MATERIAL PROVIDED
------------------------------------

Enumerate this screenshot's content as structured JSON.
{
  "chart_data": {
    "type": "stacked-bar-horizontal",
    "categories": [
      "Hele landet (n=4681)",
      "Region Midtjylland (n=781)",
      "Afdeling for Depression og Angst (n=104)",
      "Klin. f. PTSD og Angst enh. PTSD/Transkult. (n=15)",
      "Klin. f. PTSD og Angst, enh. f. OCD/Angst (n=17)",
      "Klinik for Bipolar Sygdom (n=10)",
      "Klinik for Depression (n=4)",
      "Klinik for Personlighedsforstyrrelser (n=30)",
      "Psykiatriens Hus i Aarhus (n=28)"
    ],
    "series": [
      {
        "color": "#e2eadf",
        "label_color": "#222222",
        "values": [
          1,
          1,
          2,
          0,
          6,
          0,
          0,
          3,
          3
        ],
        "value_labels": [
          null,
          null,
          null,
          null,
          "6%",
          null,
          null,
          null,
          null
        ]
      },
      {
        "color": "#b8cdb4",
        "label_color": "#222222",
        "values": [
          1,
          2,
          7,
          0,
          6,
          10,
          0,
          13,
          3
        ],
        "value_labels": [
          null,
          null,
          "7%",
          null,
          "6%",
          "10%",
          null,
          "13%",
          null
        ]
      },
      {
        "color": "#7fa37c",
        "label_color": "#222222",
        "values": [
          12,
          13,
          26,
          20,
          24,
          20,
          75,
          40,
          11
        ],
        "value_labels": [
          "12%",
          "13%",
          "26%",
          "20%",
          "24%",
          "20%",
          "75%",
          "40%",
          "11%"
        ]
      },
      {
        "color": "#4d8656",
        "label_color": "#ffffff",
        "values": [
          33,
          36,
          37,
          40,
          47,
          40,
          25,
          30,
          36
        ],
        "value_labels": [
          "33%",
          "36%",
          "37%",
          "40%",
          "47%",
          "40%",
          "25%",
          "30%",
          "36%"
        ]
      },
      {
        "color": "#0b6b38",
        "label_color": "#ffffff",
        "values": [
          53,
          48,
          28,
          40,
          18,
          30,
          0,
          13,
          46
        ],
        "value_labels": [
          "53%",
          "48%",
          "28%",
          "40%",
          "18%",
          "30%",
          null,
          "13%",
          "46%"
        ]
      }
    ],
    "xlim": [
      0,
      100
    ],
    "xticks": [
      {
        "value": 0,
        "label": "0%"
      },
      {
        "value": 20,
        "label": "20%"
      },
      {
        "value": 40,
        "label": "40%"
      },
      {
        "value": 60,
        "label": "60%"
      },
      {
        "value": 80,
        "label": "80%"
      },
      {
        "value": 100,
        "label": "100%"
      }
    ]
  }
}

------------------------------------

WHAT TO WORK ON
Extract all of the data shown above without alteration.

CORRECT RESPONSE
Enumerate this screenshot's content as structured JSON.
{
  "chart_data": {
    "type": "stacked-bar-horizontal",
    "categories": [
      "Hele landet (n=4681)",
      "Region Midtjylland (n=781)",
      "Afdeling for Depression og Angst (n=104)",
      "Klin. f. PTSD og Angst enh. PTSD/Transkult. (n=15)",
      "Klin. f. PTSD og Angst, enh. f. OCD/Angst (n=17)",
      "Klinik for Bipolar Sygdom (n=10)",
      "Klinik for Depression (n=4)",
      "Klinik for Personlighedsforstyrrelser (n=30)",
      "Psykiatriens Hus i Aarhus (n=28)"
    ],
    "series": [
      {
        "color": "#e2eadf",
        "label_color": "#222222",
        "values": [
          1,
          1,
          2,
          0,
          6,
          0,
          0,
          3,
          3
        ],
        "value_labels": [
          null,
          null,
          null,
          null,
          "6%",
          null,
          null,
          null,
          null
        ]
      },
      {
        "color": "#b8cdb4",
        "label_color": "#222222",
        "values": [
          1,
          2,
          7,
          0,
          6,
          10,
          0,
          13,
          3
        ],
        "value_labels": [
          null,
          null,
          "7%",
          null,
          "6%",
          "10%",
          null,
          "13%",
          null
        ]
      },
      {
        "color": "#7fa37c",
        "label_color": "#222222",
        "values": [
          12,
          13,
          26,
          20,
          24,
          20,
          75,
          40,
          11
        ],
        "value_labels": [
          "12%",
          "13%",
          "26%",
          "20%",
          "24%",
          "20%",
          "75%",
          "40%",
          "11%"
        ]
      },
      {
        "color": "#4d8656",
        "label_color": "#ffffff",
        "values": [
          33,
          36,
          37,
          40,
          47,
          40,
          25,
          30,
          36
        ],
        "value_labels": [
          "33%",
          "36%",
          "37%",
          "40%",
          "47%",
          "40%",
          "25%",
          "30%",
          "36%"
        ]
      },
      {
        "color": "#0b6b38",
        "label_color": "#ffffff",
        "values": [
          53,
          48,
          28,
          40,
          18,
          30,
          0,
          13,
          46
        ],
        "value_labels": [
          "53%",
          "48%",
          "28%",
          "40%",
          "18%",
          "30%",
          null,
          "13%",
          "46%"
        ]
      }
    ],
    "xlim": [
      0,
      100
    ],
    "xticks": [
      {
        "value": 0,
        "label": "0%"
      },
      {
        "value": 20,
        "label": "20%"
      },
      {
        "value": 40,
        "label": "40%"
      },
      {
        "value": 60,
        "label": "60%"
      },
      {
        "value": 80,
        "label": "80%"
      },
      {
        "value": 100,
        "label": "100%"
      }
    ]
  }
}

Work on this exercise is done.